● **Task description**
Identify the lines that contain the string "эксплуатации", then copy each of them.
** Begin The input **
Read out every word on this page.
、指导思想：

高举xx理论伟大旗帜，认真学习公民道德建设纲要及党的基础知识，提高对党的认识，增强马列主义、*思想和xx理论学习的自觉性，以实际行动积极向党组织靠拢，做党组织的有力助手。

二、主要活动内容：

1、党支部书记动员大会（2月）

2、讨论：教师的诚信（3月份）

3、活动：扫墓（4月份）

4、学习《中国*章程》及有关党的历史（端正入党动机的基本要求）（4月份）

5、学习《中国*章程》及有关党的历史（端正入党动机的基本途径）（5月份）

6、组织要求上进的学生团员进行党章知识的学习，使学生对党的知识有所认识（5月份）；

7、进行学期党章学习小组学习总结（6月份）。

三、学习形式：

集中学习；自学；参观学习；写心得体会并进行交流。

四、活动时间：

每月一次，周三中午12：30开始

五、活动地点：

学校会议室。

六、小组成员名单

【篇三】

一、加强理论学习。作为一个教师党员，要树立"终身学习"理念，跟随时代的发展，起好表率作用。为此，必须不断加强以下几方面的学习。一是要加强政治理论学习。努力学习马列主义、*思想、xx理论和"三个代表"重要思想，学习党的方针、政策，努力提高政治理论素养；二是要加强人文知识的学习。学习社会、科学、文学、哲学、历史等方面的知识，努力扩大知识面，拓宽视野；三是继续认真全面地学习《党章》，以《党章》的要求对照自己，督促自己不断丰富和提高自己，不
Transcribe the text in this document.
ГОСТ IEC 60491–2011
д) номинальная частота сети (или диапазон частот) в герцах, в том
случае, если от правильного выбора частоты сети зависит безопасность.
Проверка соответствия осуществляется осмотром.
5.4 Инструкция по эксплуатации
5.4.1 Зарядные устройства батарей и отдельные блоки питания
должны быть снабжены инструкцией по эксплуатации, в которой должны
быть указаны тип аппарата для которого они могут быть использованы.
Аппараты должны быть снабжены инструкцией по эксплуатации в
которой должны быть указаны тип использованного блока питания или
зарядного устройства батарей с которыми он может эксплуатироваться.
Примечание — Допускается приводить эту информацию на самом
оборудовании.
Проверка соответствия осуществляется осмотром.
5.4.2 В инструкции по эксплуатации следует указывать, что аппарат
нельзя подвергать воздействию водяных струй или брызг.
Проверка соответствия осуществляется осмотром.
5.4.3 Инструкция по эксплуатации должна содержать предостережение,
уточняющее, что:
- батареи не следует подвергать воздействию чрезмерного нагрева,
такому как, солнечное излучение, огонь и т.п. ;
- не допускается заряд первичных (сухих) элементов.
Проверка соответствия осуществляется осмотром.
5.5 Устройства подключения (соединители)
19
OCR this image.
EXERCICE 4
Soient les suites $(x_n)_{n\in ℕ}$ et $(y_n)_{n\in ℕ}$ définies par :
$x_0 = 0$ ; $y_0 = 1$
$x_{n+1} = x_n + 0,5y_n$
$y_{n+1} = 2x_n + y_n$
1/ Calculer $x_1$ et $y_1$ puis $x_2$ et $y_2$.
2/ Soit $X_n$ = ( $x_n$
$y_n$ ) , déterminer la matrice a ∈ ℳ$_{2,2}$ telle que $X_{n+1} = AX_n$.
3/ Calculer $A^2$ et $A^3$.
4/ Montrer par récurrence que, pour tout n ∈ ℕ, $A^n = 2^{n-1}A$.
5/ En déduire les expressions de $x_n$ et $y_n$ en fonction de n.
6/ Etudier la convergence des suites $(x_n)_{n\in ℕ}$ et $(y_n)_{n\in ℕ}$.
** End The input **
** Begin The input **
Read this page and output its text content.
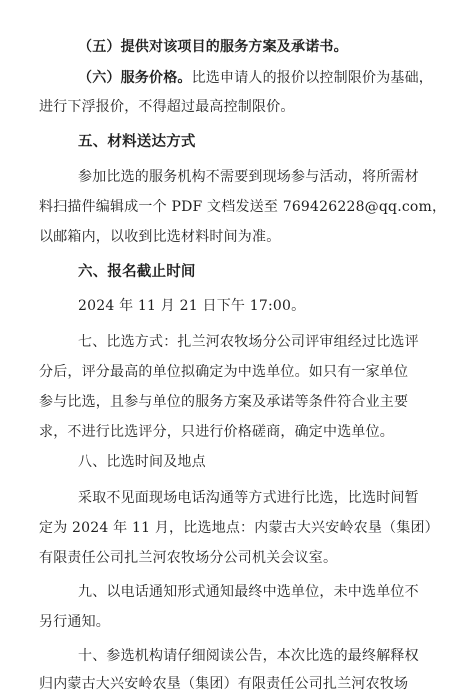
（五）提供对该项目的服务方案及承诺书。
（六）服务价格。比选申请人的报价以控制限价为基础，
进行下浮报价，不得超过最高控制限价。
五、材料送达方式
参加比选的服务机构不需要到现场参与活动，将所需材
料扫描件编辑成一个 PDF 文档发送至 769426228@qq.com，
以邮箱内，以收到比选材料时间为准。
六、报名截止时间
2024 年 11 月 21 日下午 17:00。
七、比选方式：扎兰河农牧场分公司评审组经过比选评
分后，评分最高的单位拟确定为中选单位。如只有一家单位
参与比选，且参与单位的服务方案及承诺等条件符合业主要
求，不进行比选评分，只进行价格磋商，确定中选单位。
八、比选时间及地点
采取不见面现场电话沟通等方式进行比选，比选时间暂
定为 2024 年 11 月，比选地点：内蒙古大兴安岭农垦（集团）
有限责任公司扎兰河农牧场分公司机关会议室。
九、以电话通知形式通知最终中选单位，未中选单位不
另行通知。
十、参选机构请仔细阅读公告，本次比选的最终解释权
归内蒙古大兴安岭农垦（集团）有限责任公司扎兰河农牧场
** End The input **
● **Final answer**
5.4 Инструкция по эксплуатации
должны быть снабжены инструкцией по эксплуатации, в которой должны
Аппараты должны быть снабжены инструкцией по эксплуатации в
5.4.2 В инструкции по эксплуатации следует указывать, что аппарат
5.4.3 Инструкция по эксплуатации должна содержать предостережение,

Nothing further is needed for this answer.